Work to do | Rename "sample-label" to "specimen-label" throughout the records below, leaving every other line unchanged.
## begin Data entries
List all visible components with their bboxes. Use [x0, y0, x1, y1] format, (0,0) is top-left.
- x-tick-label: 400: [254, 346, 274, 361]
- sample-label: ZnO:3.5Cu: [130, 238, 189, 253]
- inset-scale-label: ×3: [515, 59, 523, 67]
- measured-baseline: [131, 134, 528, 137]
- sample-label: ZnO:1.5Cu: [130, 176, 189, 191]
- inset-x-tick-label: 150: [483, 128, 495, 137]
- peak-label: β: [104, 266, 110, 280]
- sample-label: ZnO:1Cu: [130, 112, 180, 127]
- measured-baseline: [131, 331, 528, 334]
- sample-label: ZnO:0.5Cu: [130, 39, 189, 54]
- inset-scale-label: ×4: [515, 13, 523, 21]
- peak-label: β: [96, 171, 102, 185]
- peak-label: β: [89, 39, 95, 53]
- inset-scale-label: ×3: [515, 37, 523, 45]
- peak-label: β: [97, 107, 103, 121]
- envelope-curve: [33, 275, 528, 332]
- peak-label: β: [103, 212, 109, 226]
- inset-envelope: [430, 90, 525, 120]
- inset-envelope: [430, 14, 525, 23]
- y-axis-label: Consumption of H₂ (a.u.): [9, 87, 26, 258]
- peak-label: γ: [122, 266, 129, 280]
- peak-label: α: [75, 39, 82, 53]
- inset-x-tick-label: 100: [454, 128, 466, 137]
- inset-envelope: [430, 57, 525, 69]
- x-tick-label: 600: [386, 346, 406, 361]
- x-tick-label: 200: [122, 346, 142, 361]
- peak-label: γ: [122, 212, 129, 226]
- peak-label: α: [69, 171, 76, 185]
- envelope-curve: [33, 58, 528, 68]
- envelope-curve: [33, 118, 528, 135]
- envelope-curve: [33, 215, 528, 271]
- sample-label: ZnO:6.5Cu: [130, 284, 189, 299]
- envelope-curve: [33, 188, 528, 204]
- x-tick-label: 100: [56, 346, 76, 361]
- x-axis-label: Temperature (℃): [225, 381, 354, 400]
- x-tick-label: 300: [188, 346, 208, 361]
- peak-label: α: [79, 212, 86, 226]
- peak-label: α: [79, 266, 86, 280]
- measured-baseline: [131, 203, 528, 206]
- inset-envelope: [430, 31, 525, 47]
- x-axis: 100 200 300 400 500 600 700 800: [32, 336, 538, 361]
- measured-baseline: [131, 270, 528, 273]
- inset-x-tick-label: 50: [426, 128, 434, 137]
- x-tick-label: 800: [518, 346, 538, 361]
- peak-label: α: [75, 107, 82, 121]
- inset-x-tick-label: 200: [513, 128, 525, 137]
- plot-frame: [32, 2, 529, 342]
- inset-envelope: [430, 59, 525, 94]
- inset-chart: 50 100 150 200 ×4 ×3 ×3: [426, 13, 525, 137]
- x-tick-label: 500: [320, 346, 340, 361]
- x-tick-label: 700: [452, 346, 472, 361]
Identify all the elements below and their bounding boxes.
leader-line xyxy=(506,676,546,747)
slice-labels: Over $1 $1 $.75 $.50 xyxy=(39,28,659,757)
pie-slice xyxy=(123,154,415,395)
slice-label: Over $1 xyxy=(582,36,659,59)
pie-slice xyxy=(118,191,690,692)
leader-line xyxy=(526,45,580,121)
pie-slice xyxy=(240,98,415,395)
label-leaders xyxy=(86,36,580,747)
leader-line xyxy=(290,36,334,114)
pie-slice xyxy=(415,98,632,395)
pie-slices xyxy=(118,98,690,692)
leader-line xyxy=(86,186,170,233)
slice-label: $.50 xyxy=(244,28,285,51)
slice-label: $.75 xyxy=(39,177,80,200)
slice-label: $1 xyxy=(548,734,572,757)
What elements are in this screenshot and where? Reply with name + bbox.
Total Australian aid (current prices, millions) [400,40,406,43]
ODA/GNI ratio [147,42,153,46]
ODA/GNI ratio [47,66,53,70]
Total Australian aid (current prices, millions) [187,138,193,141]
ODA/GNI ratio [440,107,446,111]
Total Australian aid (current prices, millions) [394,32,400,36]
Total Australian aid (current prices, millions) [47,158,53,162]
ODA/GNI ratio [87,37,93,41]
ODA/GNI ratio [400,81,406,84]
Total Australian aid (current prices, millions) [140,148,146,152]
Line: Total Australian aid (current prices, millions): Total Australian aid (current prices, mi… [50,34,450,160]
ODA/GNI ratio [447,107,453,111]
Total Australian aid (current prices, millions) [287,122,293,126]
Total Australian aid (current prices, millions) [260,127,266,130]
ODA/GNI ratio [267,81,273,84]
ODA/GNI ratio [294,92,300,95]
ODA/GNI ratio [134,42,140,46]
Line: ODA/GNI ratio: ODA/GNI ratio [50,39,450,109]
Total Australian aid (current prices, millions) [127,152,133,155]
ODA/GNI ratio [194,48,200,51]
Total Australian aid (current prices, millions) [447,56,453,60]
## end Data entries
Solution |
List all visible components with their bboxes. Use [x0, y0, x1, y1] format, (0,0) is top-left.
- x-tick-label: 400: [254, 346, 274, 361]
- specimen-label: ZnO:3.5Cu: [130, 238, 189, 253]
- inset-scale-label: ×3: [515, 59, 523, 67]
- measured-baseline: [131, 134, 528, 137]
- specimen-label: ZnO:1.5Cu: [130, 176, 189, 191]
- inset-x-tick-label: 150: [483, 128, 495, 137]
- peak-label: β: [104, 266, 110, 280]
- specimen-label: ZnO:1Cu: [130, 112, 180, 127]
- measured-baseline: [131, 331, 528, 334]
- specimen-label: ZnO:0.5Cu: [130, 39, 189, 54]
- inset-scale-label: ×4: [515, 13, 523, 21]
- peak-label: β: [96, 171, 102, 185]
- peak-label: β: [89, 39, 95, 53]
- inset-scale-label: ×3: [515, 37, 523, 45]
- peak-label: β: [97, 107, 103, 121]
- envelope-curve: [33, 275, 528, 332]
- peak-label: β: [103, 212, 109, 226]
- inset-envelope: [430, 90, 525, 120]
- inset-envelope: [430, 14, 525, 23]
- y-axis-label: Consumption of H₂ (a.u.): [9, 87, 26, 258]
- peak-label: γ: [122, 266, 129, 280]
- peak-label: α: [75, 39, 82, 53]
- inset-x-tick-label: 100: [454, 128, 466, 137]
- inset-envelope: [430, 57, 525, 69]
- x-tick-label: 600: [386, 346, 406, 361]
- x-tick-label: 200: [122, 346, 142, 361]
- peak-label: γ: [122, 212, 129, 226]
- peak-label: α: [69, 171, 76, 185]
- envelope-curve: [33, 58, 528, 68]
- envelope-curve: [33, 118, 528, 135]
- envelope-curve: [33, 215, 528, 271]
- specimen-label: ZnO:6.5Cu: [130, 284, 189, 299]
- envelope-curve: [33, 188, 528, 204]
- x-tick-label: 100: [56, 346, 76, 361]
- x-axis-label: Temperature (℃): [225, 381, 354, 400]
- x-tick-label: 300: [188, 346, 208, 361]
- peak-label: α: [79, 212, 86, 226]
- peak-label: α: [79, 266, 86, 280]
- measured-baseline: [131, 203, 528, 206]
- inset-envelope: [430, 31, 525, 47]
- x-axis: 100 200 300 400 500 600 700 800: [32, 336, 538, 361]
- measured-baseline: [131, 270, 528, 273]
- inset-x-tick-label: 50: [426, 128, 434, 137]
- x-tick-label: 800: [518, 346, 538, 361]
- peak-label: α: [75, 107, 82, 121]
- inset-x-tick-label: 200: [513, 128, 525, 137]
- plot-frame: [32, 2, 529, 342]
- inset-envelope: [430, 59, 525, 94]
- inset-chart: 50 100 150 200 ×4 ×3 ×3: [426, 13, 525, 137]
- x-tick-label: 500: [320, 346, 340, 361]
- x-tick-label: 700: [452, 346, 472, 361]
Identify all the elements below and their bounding boxes.
leader-line xyxy=(506,676,546,747)
slice-labels: Over $1 $1 $.75 $.50 xyxy=(39,28,659,757)
pie-slice xyxy=(123,154,415,395)
slice-label: Over $1 xyxy=(582,36,659,59)
pie-slice xyxy=(118,191,690,692)
leader-line xyxy=(526,45,580,121)
pie-slice xyxy=(240,98,415,395)
label-leaders xyxy=(86,36,580,747)
leader-line xyxy=(290,36,334,114)
pie-slice xyxy=(415,98,632,395)
pie-slices xyxy=(118,98,690,692)
leader-line xyxy=(86,186,170,233)
slice-label: $.50 xyxy=(244,28,285,51)
slice-label: $.75 xyxy=(39,177,80,200)
slice-label: $1 xyxy=(548,734,572,757)
What elements are in this screenshot and where? Reply with name + bbox.
Total Australian aid (current prices, millions) [400,40,406,43]
ODA/GNI ratio [147,42,153,46]
ODA/GNI ratio [47,66,53,70]
Total Australian aid (current prices, millions) [187,138,193,141]
ODA/GNI ratio [440,107,446,111]
Total Australian aid (current prices, millions) [394,32,400,36]
Total Australian aid (current prices, millions) [47,158,53,162]
ODA/GNI ratio [87,37,93,41]
ODA/GNI ratio [400,81,406,84]
Total Australian aid (current prices, millions) [140,148,146,152]
Line: Total Australian aid (current prices, millions): Total Australian aid (current prices, mi… [50,34,450,160]
ODA/GNI ratio [447,107,453,111]
Total Australian aid (current prices, millions) [287,122,293,126]
Total Australian aid (current prices, millions) [260,127,266,130]
ODA/GNI ratio [267,81,273,84]
ODA/GNI ratio [294,92,300,95]
ODA/GNI ratio [134,42,140,46]
Line: ODA/GNI ratio: ODA/GNI ratio [50,39,450,109]
Total Australian aid (current prices, millions) [127,152,133,155]
ODA/GNI ratio [194,48,200,51]
Total Australian aid (current prices, millions) [447,56,453,60]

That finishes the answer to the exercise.